━━━ Task input ━━━

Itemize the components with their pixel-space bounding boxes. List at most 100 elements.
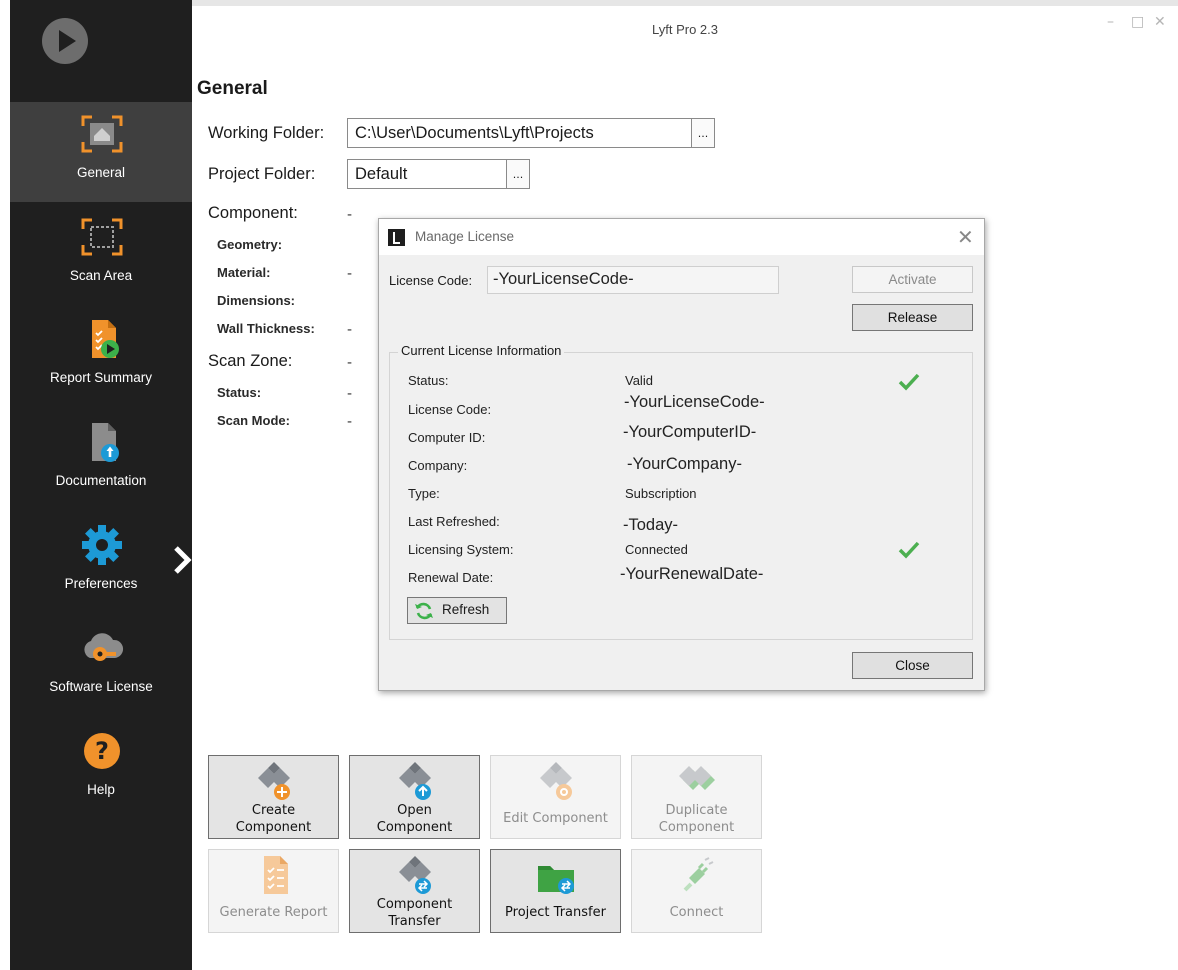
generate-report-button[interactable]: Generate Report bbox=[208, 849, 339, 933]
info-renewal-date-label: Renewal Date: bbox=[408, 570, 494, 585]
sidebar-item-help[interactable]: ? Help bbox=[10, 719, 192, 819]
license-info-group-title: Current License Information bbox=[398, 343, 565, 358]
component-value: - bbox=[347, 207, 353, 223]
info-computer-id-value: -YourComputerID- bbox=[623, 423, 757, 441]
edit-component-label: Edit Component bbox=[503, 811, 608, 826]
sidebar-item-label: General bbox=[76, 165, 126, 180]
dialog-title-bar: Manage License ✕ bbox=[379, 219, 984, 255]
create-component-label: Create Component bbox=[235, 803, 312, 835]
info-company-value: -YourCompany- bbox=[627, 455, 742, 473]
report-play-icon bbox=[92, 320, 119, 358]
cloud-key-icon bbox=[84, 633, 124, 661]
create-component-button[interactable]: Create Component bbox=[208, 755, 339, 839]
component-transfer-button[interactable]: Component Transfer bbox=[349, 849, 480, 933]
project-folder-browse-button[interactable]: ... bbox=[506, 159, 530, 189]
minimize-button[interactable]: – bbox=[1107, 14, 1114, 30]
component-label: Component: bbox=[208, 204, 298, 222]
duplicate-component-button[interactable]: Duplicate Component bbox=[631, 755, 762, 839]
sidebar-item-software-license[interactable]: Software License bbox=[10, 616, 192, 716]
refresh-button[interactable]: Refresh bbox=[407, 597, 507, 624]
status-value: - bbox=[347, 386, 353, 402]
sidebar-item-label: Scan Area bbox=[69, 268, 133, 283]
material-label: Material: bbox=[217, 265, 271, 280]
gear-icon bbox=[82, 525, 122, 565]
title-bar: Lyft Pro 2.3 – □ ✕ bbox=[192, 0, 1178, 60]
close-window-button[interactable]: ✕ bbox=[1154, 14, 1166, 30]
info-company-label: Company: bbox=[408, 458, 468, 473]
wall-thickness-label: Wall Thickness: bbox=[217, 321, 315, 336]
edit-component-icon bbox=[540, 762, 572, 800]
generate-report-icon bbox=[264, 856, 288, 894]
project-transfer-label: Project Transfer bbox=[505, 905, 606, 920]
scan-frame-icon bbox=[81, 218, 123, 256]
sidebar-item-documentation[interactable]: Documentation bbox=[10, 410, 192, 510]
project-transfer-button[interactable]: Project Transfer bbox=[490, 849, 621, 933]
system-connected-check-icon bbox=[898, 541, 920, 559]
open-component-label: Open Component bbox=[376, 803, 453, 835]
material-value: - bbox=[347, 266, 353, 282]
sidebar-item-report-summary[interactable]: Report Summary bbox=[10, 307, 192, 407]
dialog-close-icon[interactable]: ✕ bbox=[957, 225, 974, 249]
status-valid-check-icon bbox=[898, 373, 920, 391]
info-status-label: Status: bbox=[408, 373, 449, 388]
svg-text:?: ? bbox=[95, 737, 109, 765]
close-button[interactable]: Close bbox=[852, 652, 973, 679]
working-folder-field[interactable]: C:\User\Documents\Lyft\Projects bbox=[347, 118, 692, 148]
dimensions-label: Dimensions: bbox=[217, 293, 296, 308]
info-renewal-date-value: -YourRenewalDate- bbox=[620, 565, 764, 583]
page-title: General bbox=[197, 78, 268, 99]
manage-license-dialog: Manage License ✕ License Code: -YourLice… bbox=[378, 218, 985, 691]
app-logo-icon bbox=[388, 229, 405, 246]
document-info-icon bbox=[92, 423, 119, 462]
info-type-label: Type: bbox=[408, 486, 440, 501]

━━━

#### Set exercise:
Please lay out every line of the material above as a numbered list, skipping blank lines and leaving the pictures out.

#### In response:
1. Itemize the components with their pixel-space bounding boxes. List at most 100 elements.
2. generate-report-button[interactable]: Generate Report bbox=[208, 849, 339, 933]
3. info-renewal-date-label: Renewal Date: bbox=[408, 570, 494, 585]
4. sidebar-item-help[interactable]: ? Help bbox=[10, 719, 192, 819]
5. license-info-group-title: Current License Information bbox=[398, 343, 565, 358]
6. component-value: - bbox=[347, 207, 353, 223]
7. info-computer-id-value: -YourComputerID- bbox=[623, 423, 757, 441]
8. edit-component-label: Edit Component bbox=[503, 811, 608, 826]
9. sidebar-item-label: General bbox=[76, 165, 126, 180]
10. dialog-title-bar: Manage License ✕ bbox=[379, 219, 984, 255]
11. create-component-label: Create Component bbox=[235, 803, 312, 835]
12. info-company-value: -YourCompany- bbox=[627, 455, 742, 473]
13. report-play-icon bbox=[92, 320, 119, 358]
14. cloud-key-icon bbox=[84, 633, 124, 661]
15. create-component-button[interactable]: Create Component bbox=[208, 755, 339, 839]
16. component-transfer-button[interactable]: Component Transfer bbox=[349, 849, 480, 933]
17. project-folder-browse-button[interactable]: ... bbox=[506, 159, 530, 189]
18. minimize-button[interactable]: – bbox=[1107, 14, 1114, 30]
19. component-label: Component: bbox=[208, 204, 298, 222]
20. duplicate-component-button[interactable]: Duplicate Component bbox=[631, 755, 762, 839]
21. sidebar-item-software-license[interactable]: Software License bbox=[10, 616, 192, 716]
22. refresh-button[interactable]: Refresh bbox=[407, 597, 507, 624]
23. status-value: - bbox=[347, 386, 353, 402]
24. sidebar-item-label: Scan Area bbox=[69, 268, 133, 283]
25. material-label: Material: bbox=[217, 265, 271, 280]
26. gear-icon bbox=[82, 525, 122, 565]
27. title-bar: Lyft Pro 2.3 – □ ✕ bbox=[192, 0, 1178, 60]
28. close-window-button[interactable]: ✕ bbox=[1154, 14, 1166, 30]
29. info-company-label: Company: bbox=[408, 458, 468, 473]
30. wall-thickness-label: Wall Thickness: bbox=[217, 321, 315, 336]
31. edit-component-icon bbox=[540, 762, 572, 800]
32. generate-report-icon bbox=[264, 856, 288, 894]
33. project-transfer-label: Project Transfer bbox=[505, 905, 606, 920]
34. scan-frame-icon bbox=[81, 218, 123, 256]
35. sidebar-item-documentation[interactable]: Documentation bbox=[10, 410, 192, 510]
36. project-transfer-button[interactable]: Project Transfer bbox=[490, 849, 621, 933]
37. system-connected-check-icon bbox=[898, 541, 920, 559]
38. open-component-label: Open Component bbox=[376, 803, 453, 835]
39. material-value: - bbox=[347, 266, 353, 282]
40. sidebar-item-report-summary[interactable]: Report Summary bbox=[10, 307, 192, 407]
41. dialog-close-icon[interactable]: ✕ bbox=[957, 225, 974, 249]
42. status-valid-check-icon bbox=[898, 373, 920, 391]
43. info-status-label: Status: bbox=[408, 373, 449, 388]
44. svg-text:?: ? bbox=[95, 737, 109, 765]
45. close-button[interactable]: Close bbox=[852, 652, 973, 679]
46. working-folder-field[interactable]: C:\User\Documents\Lyft\Projects bbox=[347, 118, 692, 148]
47. dimensions-label: Dimensions: bbox=[217, 293, 296, 308]
48. info-renewal-date-value: -YourRenewalDate- bbox=[620, 565, 764, 583]
49. page-title: General bbox=[197, 78, 268, 99]
50. manage-license-dialog: Manage License ✕ License Code: -YourLice… bbox=[378, 218, 985, 691]
51. app-logo-icon bbox=[388, 229, 405, 246]
52. document-info-icon bbox=[92, 423, 119, 462]
53. info-type-label: Type: bbox=[408, 486, 440, 501]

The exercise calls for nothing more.